_What the exercise asks_.
Gather each line in the entries that includes the string "this".

_Dataset records_.

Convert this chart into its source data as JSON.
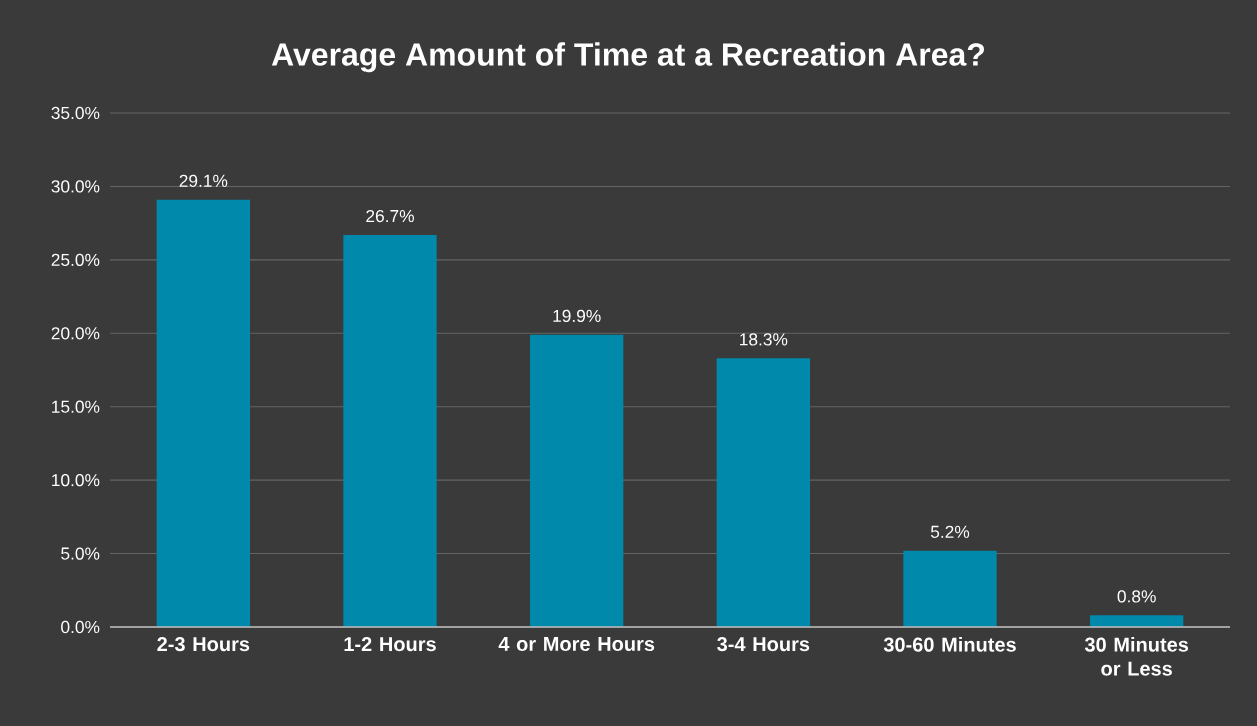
{
  "chart_data": {
    "type": "bar",
    "title": "Average Amount of Time at a Recreation Area?",
    "categories": [
      "2-3 Hours",
      "1-2 Hours",
      "4 or More Hours",
      "3-4 Hours",
      "30-60 Minutes",
      "30 Minutes or Less"
    ],
    "values": [
      29.1,
      26.7,
      19.9,
      18.3,
      5.2,
      0.8
    ],
    "value_labels": [
      "29.1%",
      "26.7%",
      "19.9%",
      "18.3%",
      "5.2%",
      "0.8%"
    ],
    "color": "#0089ab",
    "ylim": [
      0,
      35
    ],
    "yticks": [
      {
        "value": 0,
        "label": "0.0%"
      },
      {
        "value": 5,
        "label": "5.0%"
      },
      {
        "value": 10,
        "label": "10.0%"
      },
      {
        "value": 15,
        "label": "15.0%"
      },
      {
        "value": 20,
        "label": "20.0%"
      },
      {
        "value": 25,
        "label": "25.0%"
      },
      {
        "value": 30,
        "label": "30.0%"
      },
      {
        "value": 35,
        "label": "35.0%"
      }
    ],
    "grid": "y"
  }
}
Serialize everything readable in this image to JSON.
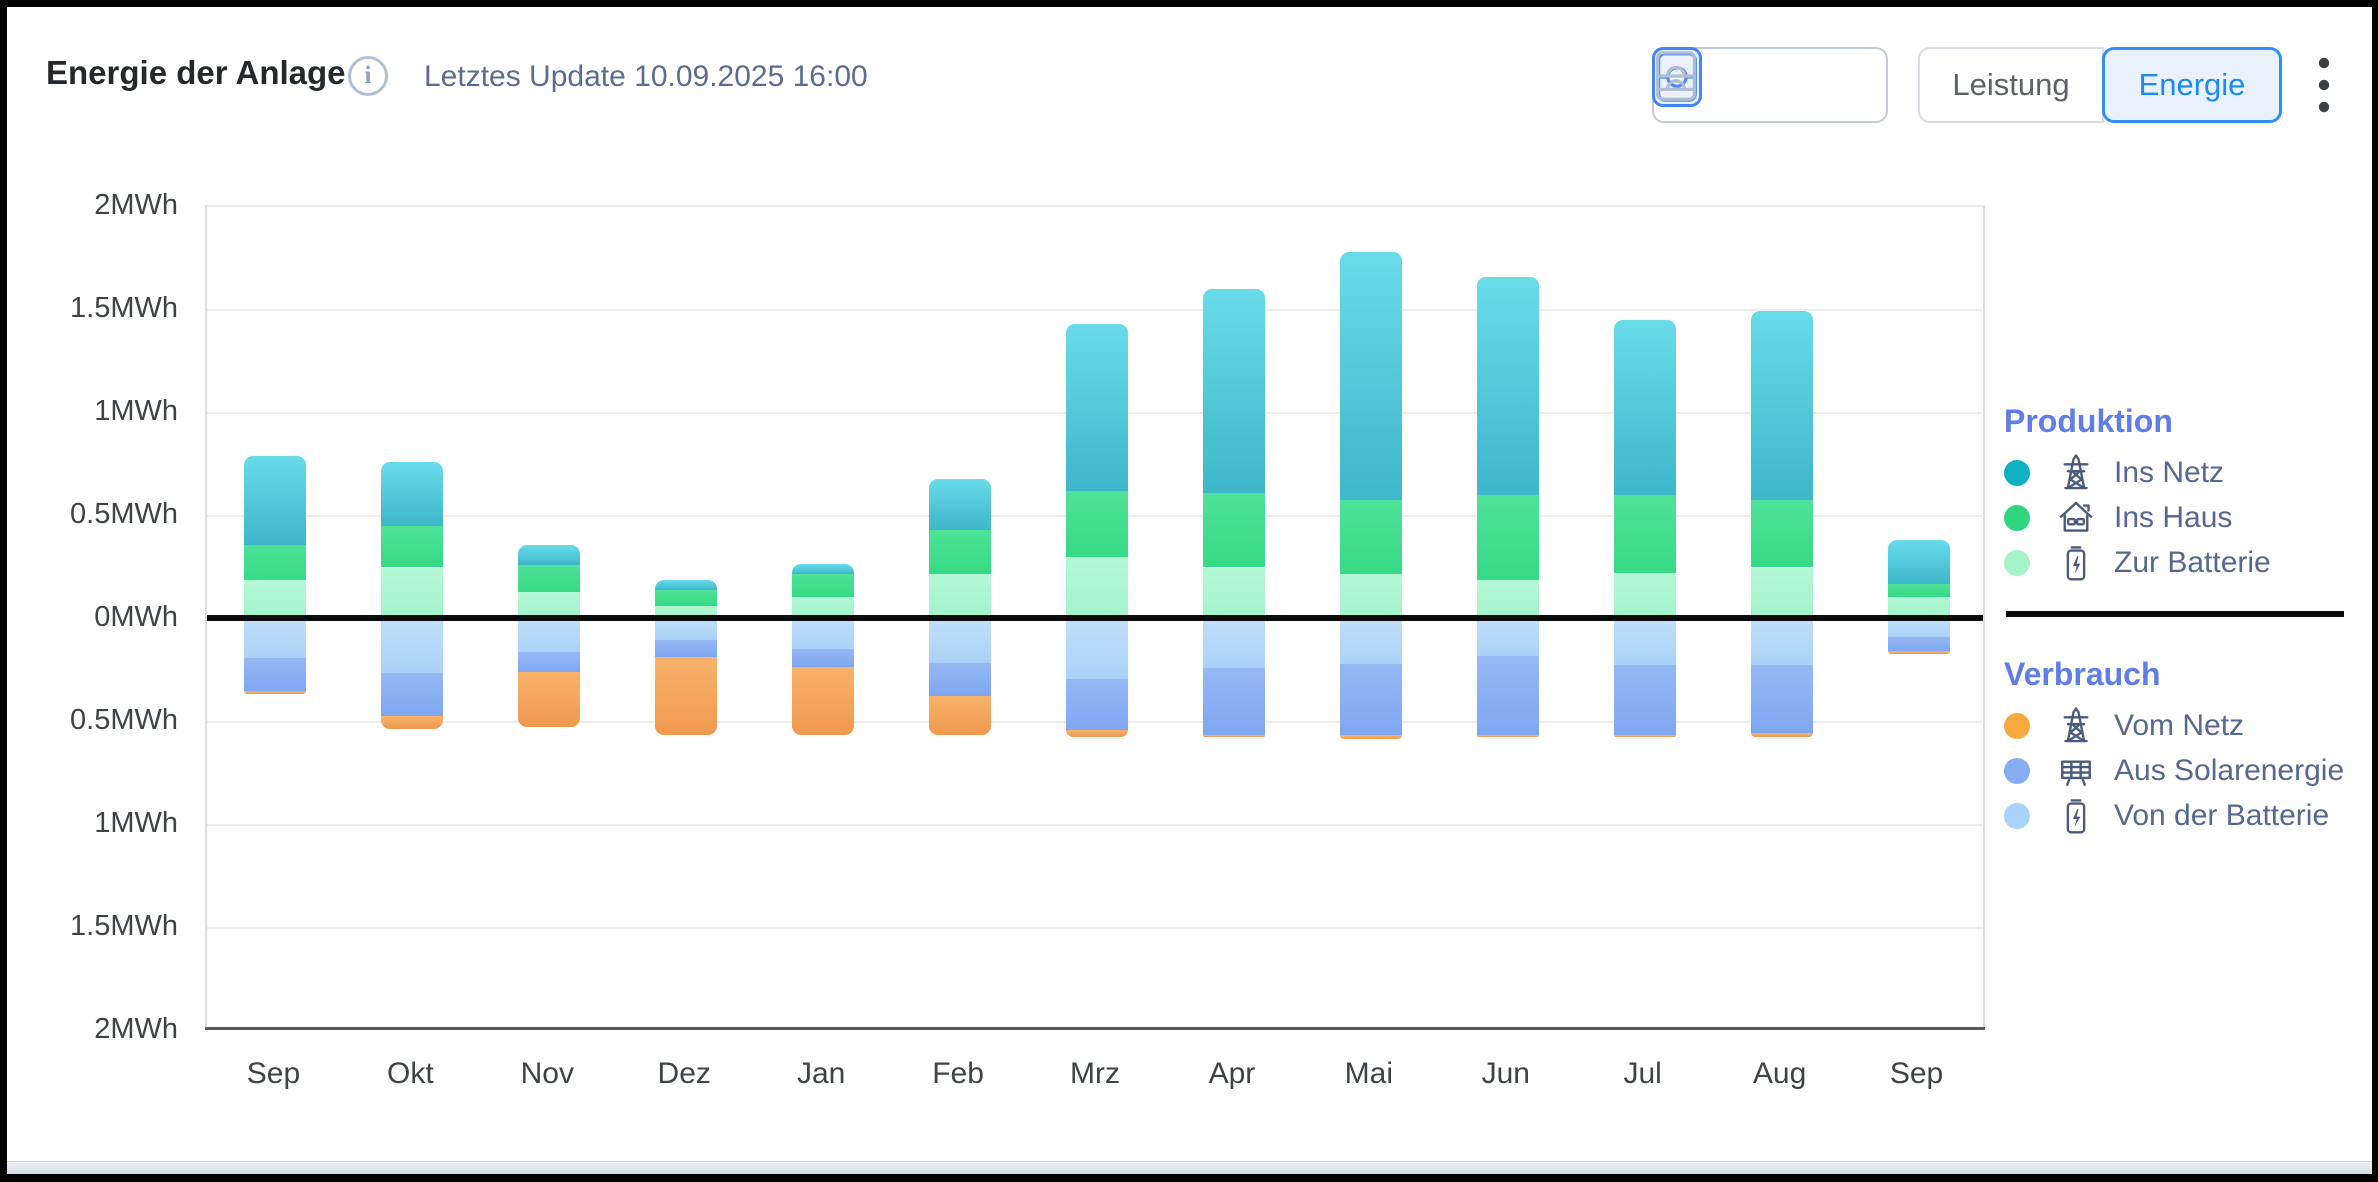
{
  "header": {
    "title": "Energie der Anlage",
    "info_glyph": "i",
    "last_update": "Letztes Update 10.09.2025 16:00",
    "chart_mode_toggle": {
      "options": [
        {
          "icon": "mirror-chart-icon",
          "selected": true
        },
        {
          "icon": "stacked-chart-icon",
          "selected": false
        }
      ]
    },
    "unit_toggle": {
      "options": [
        {
          "label": "Leistung",
          "selected": false
        },
        {
          "label": "Energie",
          "selected": true
        }
      ]
    },
    "menu_icon": "kebab-menu-icon",
    "accent_blue": "#1b8af5"
  },
  "legend": {
    "produktion": {
      "title": "Produktion",
      "items": [
        {
          "label": "Ins Netz",
          "icon": "power-pylon-icon",
          "color": "#10b0c3"
        },
        {
          "label": "Ins Haus",
          "icon": "house-icon",
          "color": "#2fd57f"
        },
        {
          "label": "Zur Batterie",
          "icon": "battery-icon",
          "color": "#a6f3ca"
        }
      ]
    },
    "verbrauch": {
      "title": "Verbrauch",
      "items": [
        {
          "label": "Vom Netz",
          "icon": "power-pylon-icon",
          "color": "#f6a93e"
        },
        {
          "label": "Aus Solarenergie",
          "icon": "solar-panel-icon",
          "color": "#86acf2"
        },
        {
          "label": "Von der Batterie",
          "icon": "battery-icon",
          "color": "#a9d3f8"
        }
      ]
    }
  },
  "chart_data": {
    "type": "bar",
    "variant": "stacked-mirrored",
    "title": "Energie der Anlage",
    "unit": "MWh",
    "ylim": [
      -2,
      2
    ],
    "ytick_step": 0.5,
    "ytick_labels": [
      "2MWh",
      "1.5MWh",
      "1MWh",
      "0.5MWh",
      "0MWh",
      "0.5MWh",
      "1MWh",
      "1.5MWh",
      "2MWh"
    ],
    "categories": [
      "Sep",
      "Okt",
      "Nov",
      "Dez",
      "Jan",
      "Feb",
      "Mrz",
      "Apr",
      "Mai",
      "Jun",
      "Jul",
      "Aug",
      "Sep"
    ],
    "grid": true,
    "legend_position": "right",
    "stack_up": [
      "zur_batterie",
      "ins_haus",
      "ins_netz"
    ],
    "stack_down": [
      "von_der_batterie",
      "aus_solarenergie",
      "vom_netz"
    ],
    "series": [
      {
        "key": "ins_netz",
        "name": "Ins Netz",
        "group": "Produktion",
        "color_top": "#68dbe9",
        "color_bottom": "#3eb7ca",
        "values": [
          0.43,
          0.31,
          0.1,
          0.05,
          0.045,
          0.25,
          0.81,
          0.99,
          1.2,
          1.06,
          0.85,
          0.915,
          0.215
        ]
      },
      {
        "key": "ins_haus",
        "name": "Ins Haus",
        "group": "Produktion",
        "color_top": "#4ee299",
        "color_bottom": "#36da85",
        "values": [
          0.17,
          0.2,
          0.13,
          0.075,
          0.115,
          0.21,
          0.32,
          0.36,
          0.36,
          0.41,
          0.375,
          0.33,
          0.065
        ]
      },
      {
        "key": "zur_batterie",
        "name": "Zur Batterie",
        "group": "Produktion",
        "color_top": "#b4f8d6",
        "color_bottom": "#a2f3ca",
        "values": [
          0.19,
          0.25,
          0.13,
          0.065,
          0.105,
          0.22,
          0.3,
          0.25,
          0.22,
          0.19,
          0.225,
          0.25,
          0.105
        ]
      },
      {
        "key": "von_der_batterie",
        "name": "Von der Batterie",
        "group": "Verbrauch",
        "color_top": "#c0dffa",
        "color_bottom": "#aad2f8",
        "values": [
          0.19,
          0.26,
          0.16,
          0.1,
          0.145,
          0.215,
          0.29,
          0.24,
          0.22,
          0.18,
          0.225,
          0.225,
          0.085
        ]
      },
      {
        "key": "aus_solarenergie",
        "name": "Aus Solarenergie",
        "group": "Verbrauch",
        "color_top": "#95b8f5",
        "color_bottom": "#7fa7f1",
        "values": [
          0.16,
          0.21,
          0.095,
          0.085,
          0.09,
          0.16,
          0.25,
          0.325,
          0.345,
          0.385,
          0.34,
          0.33,
          0.07
        ]
      },
      {
        "key": "vom_netz",
        "name": "Vom Netz",
        "group": "Verbrauch",
        "color_top": "#f8b26a",
        "color_bottom": "#f0994f",
        "values": [
          0.015,
          0.065,
          0.27,
          0.38,
          0.33,
          0.19,
          0.035,
          0.01,
          0.02,
          0.01,
          0.01,
          0.02,
          0.015
        ]
      }
    ]
  }
}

_Response_.
Convert this chart into its source data as JSON.
Serialize everything readable in this image to JSON.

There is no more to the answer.